▸ **INPUT MATERIAL**

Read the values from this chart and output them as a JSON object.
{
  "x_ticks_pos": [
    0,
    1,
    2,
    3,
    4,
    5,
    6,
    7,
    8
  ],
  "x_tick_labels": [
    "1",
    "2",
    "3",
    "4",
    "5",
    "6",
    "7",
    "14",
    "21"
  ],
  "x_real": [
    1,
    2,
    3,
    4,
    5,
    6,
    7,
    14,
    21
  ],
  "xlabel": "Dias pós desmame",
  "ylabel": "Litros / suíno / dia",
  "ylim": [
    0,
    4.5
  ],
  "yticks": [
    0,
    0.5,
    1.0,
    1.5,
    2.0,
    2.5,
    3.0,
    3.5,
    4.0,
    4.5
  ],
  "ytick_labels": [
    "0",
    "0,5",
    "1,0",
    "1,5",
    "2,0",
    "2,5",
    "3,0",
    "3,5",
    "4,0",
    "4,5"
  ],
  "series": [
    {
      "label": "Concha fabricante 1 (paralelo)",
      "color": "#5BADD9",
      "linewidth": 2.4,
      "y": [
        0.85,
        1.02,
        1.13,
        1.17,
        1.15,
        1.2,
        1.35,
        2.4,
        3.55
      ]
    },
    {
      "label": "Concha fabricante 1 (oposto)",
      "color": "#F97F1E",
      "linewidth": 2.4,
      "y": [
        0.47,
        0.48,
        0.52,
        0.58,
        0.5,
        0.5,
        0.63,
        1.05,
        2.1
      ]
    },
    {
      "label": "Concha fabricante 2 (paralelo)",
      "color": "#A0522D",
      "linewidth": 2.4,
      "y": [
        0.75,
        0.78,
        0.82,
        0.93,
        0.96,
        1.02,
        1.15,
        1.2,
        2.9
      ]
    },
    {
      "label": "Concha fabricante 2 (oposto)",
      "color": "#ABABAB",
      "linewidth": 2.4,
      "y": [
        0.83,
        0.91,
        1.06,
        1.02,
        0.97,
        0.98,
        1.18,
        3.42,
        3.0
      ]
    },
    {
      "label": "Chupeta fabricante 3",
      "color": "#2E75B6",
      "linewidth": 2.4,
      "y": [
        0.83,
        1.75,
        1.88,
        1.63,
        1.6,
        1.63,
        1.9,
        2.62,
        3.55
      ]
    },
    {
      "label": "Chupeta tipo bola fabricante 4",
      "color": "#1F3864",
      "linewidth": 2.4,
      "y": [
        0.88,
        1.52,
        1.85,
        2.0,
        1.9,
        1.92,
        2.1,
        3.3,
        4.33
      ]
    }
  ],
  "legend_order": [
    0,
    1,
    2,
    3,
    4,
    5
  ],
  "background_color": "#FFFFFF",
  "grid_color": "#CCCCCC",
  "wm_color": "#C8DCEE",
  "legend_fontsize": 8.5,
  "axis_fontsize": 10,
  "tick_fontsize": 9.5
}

▸ **TO BE DONE**
Extract all of the data exactly as written.

▸ **EXPECTED ANSWER**
Read the values from this chart and output them as a JSON object.
{
  "x_ticks_pos": [
    0,
    1,
    2,
    3,
    4,
    5,
    6,
    7,
    8
  ],
  "x_tick_labels": [
    "1",
    "2",
    "3",
    "4",
    "5",
    "6",
    "7",
    "14",
    "21"
  ],
  "x_real": [
    1,
    2,
    3,
    4,
    5,
    6,
    7,
    14,
    21
  ],
  "xlabel": "Dias pós desmame",
  "ylabel": "Litros / suíno / dia",
  "ylim": [
    0,
    4.5
  ],
  "yticks": [
    0,
    0.5,
    1.0,
    1.5,
    2.0,
    2.5,
    3.0,
    3.5,
    4.0,
    4.5
  ],
  "ytick_labels": [
    "0",
    "0,5",
    "1,0",
    "1,5",
    "2,0",
    "2,5",
    "3,0",
    "3,5",
    "4,0",
    "4,5"
  ],
  "series": [
    {
      "label": "Concha fabricante 1 (paralelo)",
      "color": "#5BADD9",
      "linewidth": 2.4,
      "y": [
        0.85,
        1.02,
        1.13,
        1.17,
        1.15,
        1.2,
        1.35,
        2.4,
        3.55
      ]
    },
    {
      "label": "Concha fabricante 1 (oposto)",
      "color": "#F97F1E",
      "linewidth": 2.4,
      "y": [
        0.47,
        0.48,
        0.52,
        0.58,
        0.5,
        0.5,
        0.63,
        1.05,
        2.1
      ]
    },
    {
      "label": "Concha fabricante 2 (paralelo)",
      "color": "#A0522D",
      "linewidth": 2.4,
      "y": [
        0.75,
        0.78,
        0.82,
        0.93,
        0.96,
        1.02,
        1.15,
        1.2,
        2.9
      ]
    },
    {
      "label": "Concha fabricante 2 (oposto)",
      "color": "#ABABAB",
      "linewidth": 2.4,
      "y": [
        0.83,
        0.91,
        1.06,
        1.02,
        0.97,
        0.98,
        1.18,
        3.42,
        3.0
      ]
    },
    {
      "label": "Chupeta fabricante 3",
      "color": "#2E75B6",
      "linewidth": 2.4,
      "y": [
        0.83,
        1.75,
        1.88,
        1.63,
        1.6,
        1.63,
        1.9,
        2.62,
        3.55
      ]
    },
    {
      "label": "Chupeta tipo bola fabricante 4",
      "color": "#1F3864",
      "linewidth": 2.4,
      "y": [
        0.88,
        1.52,
        1.85,
        2.0,
        1.9,
        1.92,
        2.1,
        3.3,
        4.33
      ]
    }
  ],
  "legend_order": [
    0,
    1,
    2,
    3,
    4,
    5
  ],
  "background_color": "#FFFFFF",
  "grid_color": "#CCCCCC",
  "wm_color": "#C8DCEE",
  "legend_fontsize": 8.5,
  "axis_fontsize": 10,
  "tick_fontsize": 9.5
}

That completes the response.